Raw records:
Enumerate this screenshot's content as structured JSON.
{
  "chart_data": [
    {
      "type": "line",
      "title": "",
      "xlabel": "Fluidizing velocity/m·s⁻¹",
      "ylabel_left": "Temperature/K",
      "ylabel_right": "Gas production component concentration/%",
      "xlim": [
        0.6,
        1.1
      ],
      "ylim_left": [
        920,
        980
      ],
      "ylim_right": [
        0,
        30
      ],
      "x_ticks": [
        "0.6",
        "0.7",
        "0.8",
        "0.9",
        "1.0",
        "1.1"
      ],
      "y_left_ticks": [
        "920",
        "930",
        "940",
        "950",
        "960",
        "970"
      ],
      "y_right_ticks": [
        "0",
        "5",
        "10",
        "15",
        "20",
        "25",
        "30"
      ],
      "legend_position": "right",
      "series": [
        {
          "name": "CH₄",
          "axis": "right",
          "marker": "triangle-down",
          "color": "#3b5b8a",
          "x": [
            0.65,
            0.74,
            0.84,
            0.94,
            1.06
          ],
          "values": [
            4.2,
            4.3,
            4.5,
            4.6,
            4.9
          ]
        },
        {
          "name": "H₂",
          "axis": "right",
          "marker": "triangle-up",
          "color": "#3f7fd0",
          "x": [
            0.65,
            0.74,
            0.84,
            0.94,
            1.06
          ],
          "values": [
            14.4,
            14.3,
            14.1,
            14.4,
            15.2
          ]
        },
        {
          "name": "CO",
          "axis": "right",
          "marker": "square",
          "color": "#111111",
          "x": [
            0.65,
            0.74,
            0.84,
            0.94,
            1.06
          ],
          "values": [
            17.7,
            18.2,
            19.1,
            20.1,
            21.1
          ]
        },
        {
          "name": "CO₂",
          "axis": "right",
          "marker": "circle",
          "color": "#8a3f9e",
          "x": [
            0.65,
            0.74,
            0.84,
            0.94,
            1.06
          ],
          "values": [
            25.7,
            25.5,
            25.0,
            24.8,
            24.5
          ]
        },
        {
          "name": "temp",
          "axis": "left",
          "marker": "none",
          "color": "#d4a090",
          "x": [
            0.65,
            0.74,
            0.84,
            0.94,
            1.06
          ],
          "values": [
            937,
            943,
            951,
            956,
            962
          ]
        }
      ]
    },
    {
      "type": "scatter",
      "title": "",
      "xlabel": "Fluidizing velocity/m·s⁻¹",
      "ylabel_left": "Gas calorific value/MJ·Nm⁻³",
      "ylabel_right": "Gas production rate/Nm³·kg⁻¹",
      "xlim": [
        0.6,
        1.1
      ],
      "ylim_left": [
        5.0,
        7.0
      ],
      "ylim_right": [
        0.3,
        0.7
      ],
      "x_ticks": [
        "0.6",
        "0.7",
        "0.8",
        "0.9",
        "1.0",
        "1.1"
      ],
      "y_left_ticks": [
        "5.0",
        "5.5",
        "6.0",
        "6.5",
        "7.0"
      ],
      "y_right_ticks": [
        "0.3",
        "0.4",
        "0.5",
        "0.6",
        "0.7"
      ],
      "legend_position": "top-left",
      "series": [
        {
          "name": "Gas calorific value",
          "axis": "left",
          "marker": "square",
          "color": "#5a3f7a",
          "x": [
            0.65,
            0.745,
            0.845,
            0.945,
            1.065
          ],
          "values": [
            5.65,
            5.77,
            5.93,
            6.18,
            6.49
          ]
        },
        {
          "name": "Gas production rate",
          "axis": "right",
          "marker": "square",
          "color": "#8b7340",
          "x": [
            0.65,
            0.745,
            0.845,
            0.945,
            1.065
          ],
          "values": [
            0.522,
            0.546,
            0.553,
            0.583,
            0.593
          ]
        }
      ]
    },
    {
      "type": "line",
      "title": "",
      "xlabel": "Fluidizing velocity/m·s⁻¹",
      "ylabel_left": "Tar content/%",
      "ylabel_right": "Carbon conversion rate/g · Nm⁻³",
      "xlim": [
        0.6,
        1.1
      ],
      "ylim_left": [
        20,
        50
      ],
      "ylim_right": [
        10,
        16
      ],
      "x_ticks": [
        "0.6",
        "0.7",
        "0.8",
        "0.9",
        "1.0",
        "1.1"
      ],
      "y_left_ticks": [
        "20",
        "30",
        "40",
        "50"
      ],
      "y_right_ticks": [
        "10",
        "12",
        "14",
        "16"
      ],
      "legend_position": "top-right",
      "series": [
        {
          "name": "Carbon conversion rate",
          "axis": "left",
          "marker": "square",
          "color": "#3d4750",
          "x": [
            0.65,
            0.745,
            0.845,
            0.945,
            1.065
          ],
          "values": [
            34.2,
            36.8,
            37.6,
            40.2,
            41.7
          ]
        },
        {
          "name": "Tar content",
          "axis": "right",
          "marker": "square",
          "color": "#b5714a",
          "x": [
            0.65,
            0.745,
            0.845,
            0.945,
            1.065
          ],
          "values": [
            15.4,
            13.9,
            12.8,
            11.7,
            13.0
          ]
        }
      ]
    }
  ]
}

▶ _Task to carry out_
Extract the whole listing, character for character.

▶ _Exercise response_
Enumerate this screenshot's content as structured JSON.
{
  "chart_data": [
    {
      "type": "line",
      "title": "",
      "xlabel": "Fluidizing velocity/m·s⁻¹",
      "ylabel_left": "Temperature/K",
      "ylabel_right": "Gas production component concentration/%",
      "xlim": [
        0.6,
        1.1
      ],
      "ylim_left": [
        920,
        980
      ],
      "ylim_right": [
        0,
        30
      ],
      "x_ticks": [
        "0.6",
        "0.7",
        "0.8",
        "0.9",
        "1.0",
        "1.1"
      ],
      "y_left_ticks": [
        "920",
        "930",
        "940",
        "950",
        "960",
        "970"
      ],
      "y_right_ticks": [
        "0",
        "5",
        "10",
        "15",
        "20",
        "25",
        "30"
      ],
      "legend_position": "right",
      "series": [
        {
          "name": "CH₄",
          "axis": "right",
          "marker": "triangle-down",
          "color": "#3b5b8a",
          "x": [
            0.65,
            0.74,
            0.84,
            0.94,
            1.06
          ],
          "values": [
            4.2,
            4.3,
            4.5,
            4.6,
            4.9
          ]
        },
        {
          "name": "H₂",
          "axis": "right",
          "marker": "triangle-up",
          "color": "#3f7fd0",
          "x": [
            0.65,
            0.74,
            0.84,
            0.94,
            1.06
          ],
          "values": [
            14.4,
            14.3,
            14.1,
            14.4,
            15.2
          ]
        },
        {
          "name": "CO",
          "axis": "right",
          "marker": "square",
          "color": "#111111",
          "x": [
            0.65,
            0.74,
            0.84,
            0.94,
            1.06
          ],
          "values": [
            17.7,
            18.2,
            19.1,
            20.1,
            21.1
          ]
        },
        {
          "name": "CO₂",
          "axis": "right",
          "marker": "circle",
          "color": "#8a3f9e",
          "x": [
            0.65,
            0.74,
            0.84,
            0.94,
            1.06
          ],
          "values": [
            25.7,
            25.5,
            25.0,
            24.8,
            24.5
          ]
        },
        {
          "name": "temp",
          "axis": "left",
          "marker": "none",
          "color": "#d4a090",
          "x": [
            0.65,
            0.74,
            0.84,
            0.94,
            1.06
          ],
          "values": [
            937,
            943,
            951,
            956,
            962
          ]
        }
      ]
    },
    {
      "type": "scatter",
      "title": "",
      "xlabel": "Fluidizing velocity/m·s⁻¹",
      "ylabel_left": "Gas calorific value/MJ·Nm⁻³",
      "ylabel_right": "Gas production rate/Nm³·kg⁻¹",
      "xlim": [
        0.6,
        1.1
      ],
      "ylim_left": [
        5.0,
        7.0
      ],
      "ylim_right": [
        0.3,
        0.7
      ],
      "x_ticks": [
        "0.6",
        "0.7",
        "0.8",
        "0.9",
        "1.0",
        "1.1"
      ],
      "y_left_ticks": [
        "5.0",
        "5.5",
        "6.0",
        "6.5",
        "7.0"
      ],
      "y_right_ticks": [
        "0.3",
        "0.4",
        "0.5",
        "0.6",
        "0.7"
      ],
      "legend_position": "top-left",
      "series": [
        {
          "name": "Gas calorific value",
          "axis": "left",
          "marker": "square",
          "color": "#5a3f7a",
          "x": [
            0.65,
            0.745,
            0.845,
            0.945,
            1.065
          ],
          "values": [
            5.65,
            5.77,
            5.93,
            6.18,
            6.49
          ]
        },
        {
          "name": "Gas production rate",
          "axis": "right",
          "marker": "square",
          "color": "#8b7340",
          "x": [
            0.65,
            0.745,
            0.845,
            0.945,
            1.065
          ],
          "values": [
            0.522,
            0.546,
            0.553,
            0.583,
            0.593
          ]
        }
      ]
    },
    {
      "type": "line",
      "title": "",
      "xlabel": "Fluidizing velocity/m·s⁻¹",
      "ylabel_left": "Tar content/%",
      "ylabel_right": "Carbon conversion rate/g · Nm⁻³",
      "xlim": [
        0.6,
        1.1
      ],
      "ylim_left": [
        20,
        50
      ],
      "ylim_right": [
        10,
        16
      ],
      "x_ticks": [
        "0.6",
        "0.7",
        "0.8",
        "0.9",
        "1.0",
        "1.1"
      ],
      "y_left_ticks": [
        "20",
        "30",
        "40",
        "50"
      ],
      "y_right_ticks": [
        "10",
        "12",
        "14",
        "16"
      ],
      "legend_position": "top-right",
      "series": [
        {
          "name": "Carbon conversion rate",
          "axis": "left",
          "marker": "square",
          "color": "#3d4750",
          "x": [
            0.65,
            0.745,
            0.845,
            0.945,
            1.065
          ],
          "values": [
            34.2,
            36.8,
            37.6,
            40.2,
            41.7
          ]
        },
        {
          "name": "Tar content",
          "axis": "right",
          "marker": "square",
          "color": "#b5714a",
          "x": [
            0.65,
            0.745,
            0.845,
            0.945,
            1.065
          ],
          "values": [
            15.4,
            13.9,
            12.8,
            11.7,
            13.0
          ]
        }
      ]
    }
  ]
}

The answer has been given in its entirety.